● SOURCE DOCUMENT
+===+

Moussaka with Beef Eggplant (Printer View)

Greek-style casserole with spiced beef, roasted eggplant, and smooth béchamel for a hearty main dish.

# What You'll Need:

→ Vegetables

01 - 2 large eggplants, sliced into 1/2-inch rounds
02 - 1 large onion, finely chopped
03 - 2 cloves garlic, minced
04 - 2 tablespoons fresh parsley, chopped

→ Meat

05 - 1.1 pounds ground beef

→ Spices & Seasonings

06 - 1 teaspoon ground cinnamon
07 - 1/2 teaspoon ground allspice
08 - 1 teaspoon dried oregano
09 - 1/2 teaspoon ground black pepper
10 - 1 teaspoon salt, divided

→ Tomato Sauce

11 - 14 ounces canned diced tomatoes
12 - 2 tablespoons tomato paste
13 - 1/2 cup dry red wine
14 - 2 tablespoons olive oil, plus more for brushing eggplant

→ Béchamel Sauce

15 - 1/4 cup unsalted butter
16 - 1/2 cup all-purpose flour
17 - 2 1/2 cups whole milk, warmed
18 - 1/4 teaspoon ground nutmeg
19 - 1 large egg, lightly beaten
20 - 1/2 cup grated Parmesan cheese

→ For Assembly

21 - 1/2 cup grated Parmesan cheese, for topping

# Method Steps:

01 - Preheat the oven to 400°F. Line two baking sheets with parchment paper. Arrange eggplant slices on the sheets, brush both sides with olive oil, sprinkle with 1/2 teaspoon salt, and roast for 20 to 25 minutes, turning halfway, until golden and tender. Remove and set aside.

+===+

● LISTED ENTRIES

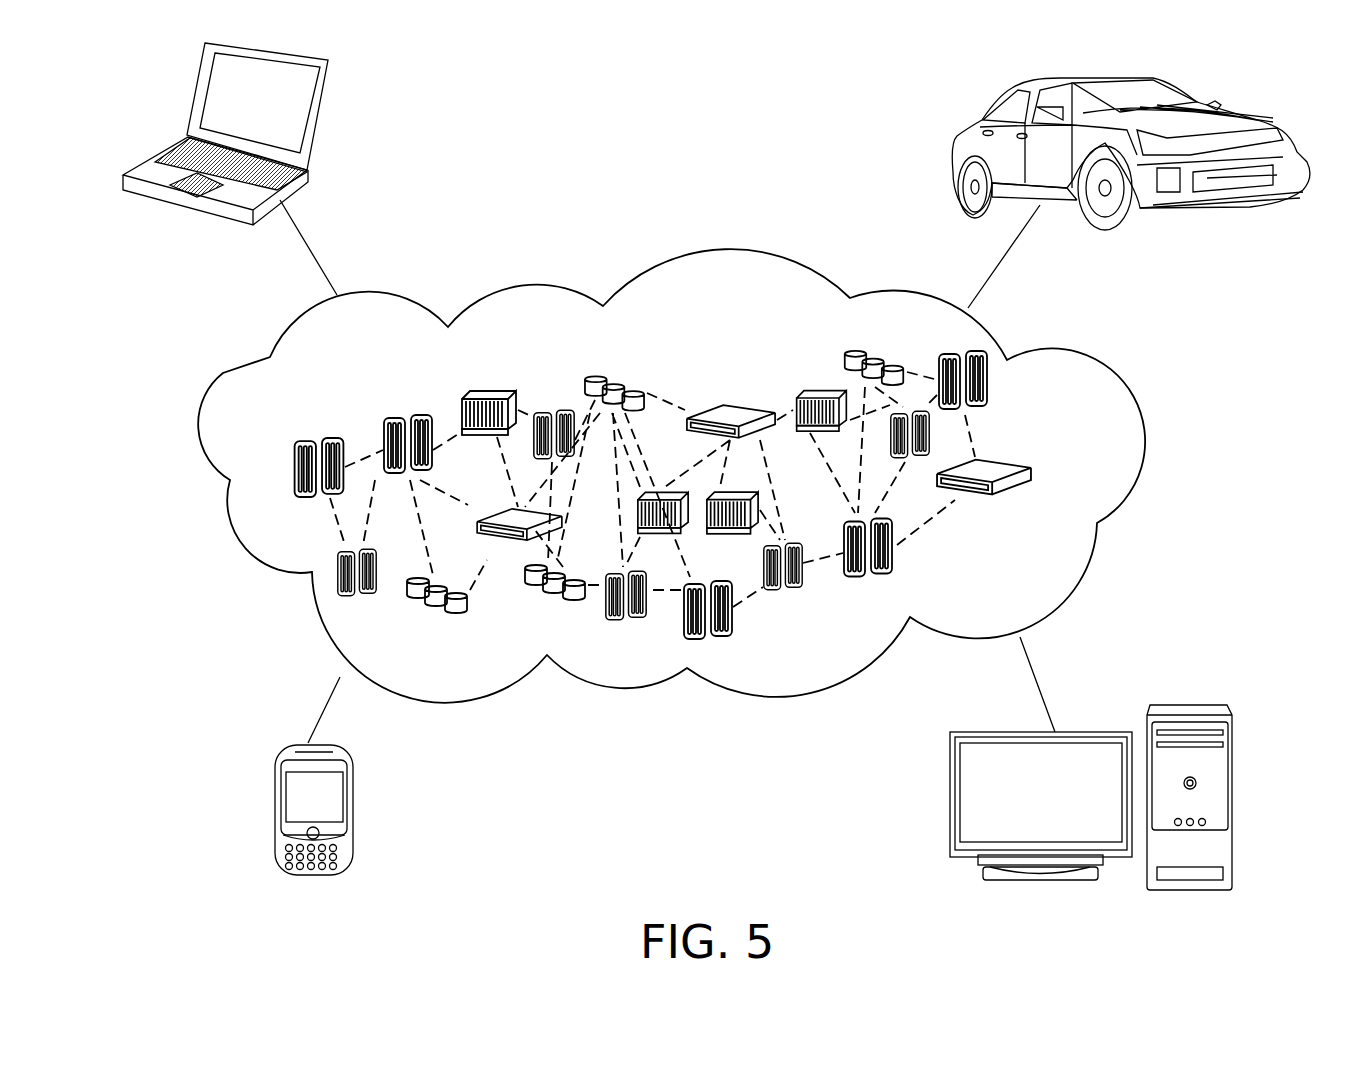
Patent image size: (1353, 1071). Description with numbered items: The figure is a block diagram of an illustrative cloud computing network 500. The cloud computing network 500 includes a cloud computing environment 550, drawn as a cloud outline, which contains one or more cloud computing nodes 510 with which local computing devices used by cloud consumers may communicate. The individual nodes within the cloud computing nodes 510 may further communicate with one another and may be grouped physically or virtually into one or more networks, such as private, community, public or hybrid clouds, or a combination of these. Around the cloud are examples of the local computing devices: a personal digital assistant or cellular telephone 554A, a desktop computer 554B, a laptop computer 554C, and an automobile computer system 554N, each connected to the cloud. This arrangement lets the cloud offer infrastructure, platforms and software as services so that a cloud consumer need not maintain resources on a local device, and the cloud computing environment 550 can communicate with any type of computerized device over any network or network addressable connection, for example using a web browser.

The cloud computing network 500 is at (175, 826).
The cloud computing nodes 510 is at (240, 405).
The cloud computing environment 550 is at (230, 523).
The personal digital assistant or cellular telephone 554A is at (272, 787).
The desktop computer 554B is at (947, 787).
The laptop computer 554C is at (190, 130).
The automobile computer system 554N is at (960, 130).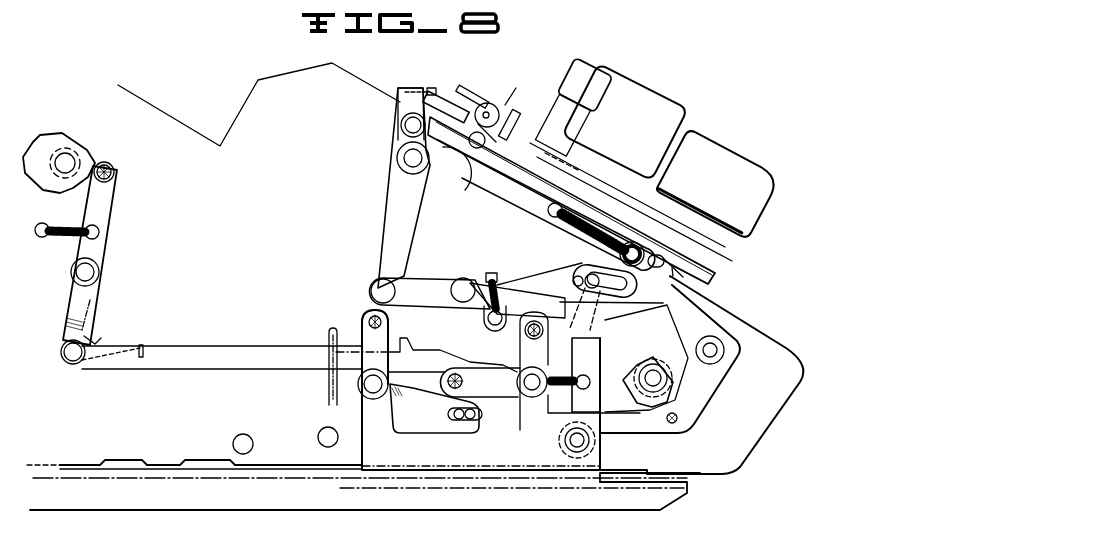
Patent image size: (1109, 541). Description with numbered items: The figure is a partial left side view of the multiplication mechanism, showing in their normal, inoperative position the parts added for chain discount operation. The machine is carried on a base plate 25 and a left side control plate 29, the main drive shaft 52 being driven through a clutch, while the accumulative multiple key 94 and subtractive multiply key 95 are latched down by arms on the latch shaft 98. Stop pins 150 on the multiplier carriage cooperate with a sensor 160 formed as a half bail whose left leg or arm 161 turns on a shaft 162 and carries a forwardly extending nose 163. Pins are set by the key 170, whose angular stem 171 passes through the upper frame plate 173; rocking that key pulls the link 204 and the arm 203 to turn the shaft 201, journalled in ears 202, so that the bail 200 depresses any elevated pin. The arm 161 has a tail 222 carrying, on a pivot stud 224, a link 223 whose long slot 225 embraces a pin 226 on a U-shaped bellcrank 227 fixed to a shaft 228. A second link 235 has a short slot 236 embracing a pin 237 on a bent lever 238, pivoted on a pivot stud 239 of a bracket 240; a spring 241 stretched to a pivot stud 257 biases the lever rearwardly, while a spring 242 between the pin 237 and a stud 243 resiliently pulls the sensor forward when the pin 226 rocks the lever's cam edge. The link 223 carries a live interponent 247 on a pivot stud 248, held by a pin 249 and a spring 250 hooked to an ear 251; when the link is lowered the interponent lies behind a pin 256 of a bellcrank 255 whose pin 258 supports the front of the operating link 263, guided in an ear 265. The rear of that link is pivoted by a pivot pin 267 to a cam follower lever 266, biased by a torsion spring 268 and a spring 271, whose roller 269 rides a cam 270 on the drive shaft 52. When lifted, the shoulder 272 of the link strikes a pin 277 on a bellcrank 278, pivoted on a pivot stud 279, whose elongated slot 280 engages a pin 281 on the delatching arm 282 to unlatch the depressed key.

+===+

● WHAT YOU WILL DO
Carry on with the moussaka recipe from the point where it stops. The material has no connection to the moussaka recipe.

● THE OUTPUT
02 - Heat 2 tablespoons olive oil in a large skillet over medium heat. Sauté onion until soft, about 5 minutes. Add garlic and parsley, cooking for another minute.
03 - Add ground beef to the skillet, breaking it up with a spoon. Cook until browned, roughly 7 minutes. Stir in cinnamon, allspice, oregano, black pepper, and the remaining 1/2 teaspoon salt. Cook for an additional minute.
04 - Incorporate tomato paste, diced tomatoes, and red wine into the beef mixture. Simmer uncovered for 15 to 20 minutes, stirring occasionally, until the sauce thickens. Adjust seasoning as needed and remove from heat.
05 - Melt butter in a saucepan over medium heat. Whisk in flour and cook for 2 minutes, stirring constantly. Gradually add warmed milk while whisking, bringing the mixture to a gentle boil until thickened, approximately 5 minutes. Remove from heat, stir in nutmeg, cool for 2 minutes, then quickly whisk in the beaten egg and Parmesan cheese.
06 - Reduce oven temperature to 350°F. In a 9x13-inch baking dish, layer half of the roasted eggplant. Spread the entire beef mixture evenly over it. Add the remaining eggplant slices on top. Pour the béchamel sauce evenly over the layers and sprinkle with the remaining Parmesan cheese.
07 - Bake uncovered for 40 to 45 minutes until the topping is golden and bubbly. Allow to rest for 15 minutes before slicing and serving.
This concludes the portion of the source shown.